Identify all lines of the data containing the string "system" and copy them.

# Raw data
** START **

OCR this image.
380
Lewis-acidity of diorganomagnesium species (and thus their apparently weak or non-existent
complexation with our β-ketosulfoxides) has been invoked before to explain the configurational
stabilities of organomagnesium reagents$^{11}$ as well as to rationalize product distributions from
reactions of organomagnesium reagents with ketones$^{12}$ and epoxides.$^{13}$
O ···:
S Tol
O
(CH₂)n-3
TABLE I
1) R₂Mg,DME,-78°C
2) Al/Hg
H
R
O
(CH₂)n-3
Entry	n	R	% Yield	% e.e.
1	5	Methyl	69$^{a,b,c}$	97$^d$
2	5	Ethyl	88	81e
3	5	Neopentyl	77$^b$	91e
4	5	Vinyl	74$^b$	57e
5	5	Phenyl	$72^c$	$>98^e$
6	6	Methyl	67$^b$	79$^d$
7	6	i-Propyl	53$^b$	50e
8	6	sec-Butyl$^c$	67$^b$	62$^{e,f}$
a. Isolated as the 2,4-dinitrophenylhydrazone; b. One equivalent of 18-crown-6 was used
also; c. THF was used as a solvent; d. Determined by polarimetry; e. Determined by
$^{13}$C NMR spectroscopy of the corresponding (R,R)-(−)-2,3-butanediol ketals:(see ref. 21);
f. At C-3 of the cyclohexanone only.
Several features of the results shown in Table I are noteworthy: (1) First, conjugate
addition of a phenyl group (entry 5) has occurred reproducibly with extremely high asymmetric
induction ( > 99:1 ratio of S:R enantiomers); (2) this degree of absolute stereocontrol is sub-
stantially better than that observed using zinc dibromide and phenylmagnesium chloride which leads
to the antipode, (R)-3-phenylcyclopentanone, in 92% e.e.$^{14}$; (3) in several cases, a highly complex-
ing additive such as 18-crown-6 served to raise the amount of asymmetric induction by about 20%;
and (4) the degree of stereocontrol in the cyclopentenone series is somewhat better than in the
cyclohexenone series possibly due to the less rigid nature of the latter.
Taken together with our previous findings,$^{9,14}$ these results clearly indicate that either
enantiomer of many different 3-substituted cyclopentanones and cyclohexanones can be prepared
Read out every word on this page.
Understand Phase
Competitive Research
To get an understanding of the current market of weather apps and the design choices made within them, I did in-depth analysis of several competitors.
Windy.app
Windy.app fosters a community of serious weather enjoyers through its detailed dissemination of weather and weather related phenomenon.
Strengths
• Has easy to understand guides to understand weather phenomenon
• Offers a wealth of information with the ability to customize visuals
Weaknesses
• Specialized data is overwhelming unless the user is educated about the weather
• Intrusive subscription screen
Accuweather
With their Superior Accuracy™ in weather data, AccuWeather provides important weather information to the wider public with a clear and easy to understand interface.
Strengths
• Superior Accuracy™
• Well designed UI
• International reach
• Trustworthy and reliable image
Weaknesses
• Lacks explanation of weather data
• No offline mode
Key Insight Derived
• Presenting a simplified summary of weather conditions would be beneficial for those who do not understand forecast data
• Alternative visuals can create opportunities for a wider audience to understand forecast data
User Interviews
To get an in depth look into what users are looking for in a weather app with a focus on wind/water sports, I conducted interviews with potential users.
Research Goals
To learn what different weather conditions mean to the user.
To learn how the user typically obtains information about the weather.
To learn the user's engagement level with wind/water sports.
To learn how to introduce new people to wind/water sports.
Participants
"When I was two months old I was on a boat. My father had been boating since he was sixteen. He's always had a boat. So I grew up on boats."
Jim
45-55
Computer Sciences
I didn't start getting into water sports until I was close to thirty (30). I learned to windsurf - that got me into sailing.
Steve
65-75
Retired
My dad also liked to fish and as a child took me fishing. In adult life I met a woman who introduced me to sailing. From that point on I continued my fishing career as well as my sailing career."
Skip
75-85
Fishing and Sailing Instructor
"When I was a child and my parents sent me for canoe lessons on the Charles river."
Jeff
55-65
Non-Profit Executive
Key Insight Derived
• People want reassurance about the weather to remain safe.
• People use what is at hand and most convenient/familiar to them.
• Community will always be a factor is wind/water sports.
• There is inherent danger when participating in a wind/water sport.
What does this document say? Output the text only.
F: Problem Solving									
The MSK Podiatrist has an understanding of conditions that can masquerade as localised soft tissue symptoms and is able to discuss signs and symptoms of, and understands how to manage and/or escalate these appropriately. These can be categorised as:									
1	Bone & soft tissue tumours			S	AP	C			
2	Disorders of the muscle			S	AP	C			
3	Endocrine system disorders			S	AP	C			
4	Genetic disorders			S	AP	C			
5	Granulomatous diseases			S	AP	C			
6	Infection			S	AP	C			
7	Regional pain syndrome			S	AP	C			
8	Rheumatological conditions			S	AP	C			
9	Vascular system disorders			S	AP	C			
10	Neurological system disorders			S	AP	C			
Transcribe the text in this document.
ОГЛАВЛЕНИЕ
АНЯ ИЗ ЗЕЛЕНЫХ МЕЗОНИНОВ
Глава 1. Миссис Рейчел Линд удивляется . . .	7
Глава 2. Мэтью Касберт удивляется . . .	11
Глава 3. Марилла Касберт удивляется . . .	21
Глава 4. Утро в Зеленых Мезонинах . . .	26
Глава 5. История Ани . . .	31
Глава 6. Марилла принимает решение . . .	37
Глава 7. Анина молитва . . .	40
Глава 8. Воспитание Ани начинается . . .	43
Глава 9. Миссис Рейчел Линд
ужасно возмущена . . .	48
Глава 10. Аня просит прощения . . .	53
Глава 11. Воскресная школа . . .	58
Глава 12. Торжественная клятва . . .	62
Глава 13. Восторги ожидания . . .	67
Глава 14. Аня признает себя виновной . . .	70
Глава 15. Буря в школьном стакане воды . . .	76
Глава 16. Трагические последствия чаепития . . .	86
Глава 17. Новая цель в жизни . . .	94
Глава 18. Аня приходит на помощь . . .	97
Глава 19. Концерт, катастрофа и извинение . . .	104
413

** END **

# Task output
3	Endocrine system disorders			S	AP	C			
9	Vascular system disorders			S	AP	C			
10	Neurological system disorders			S	AP	C			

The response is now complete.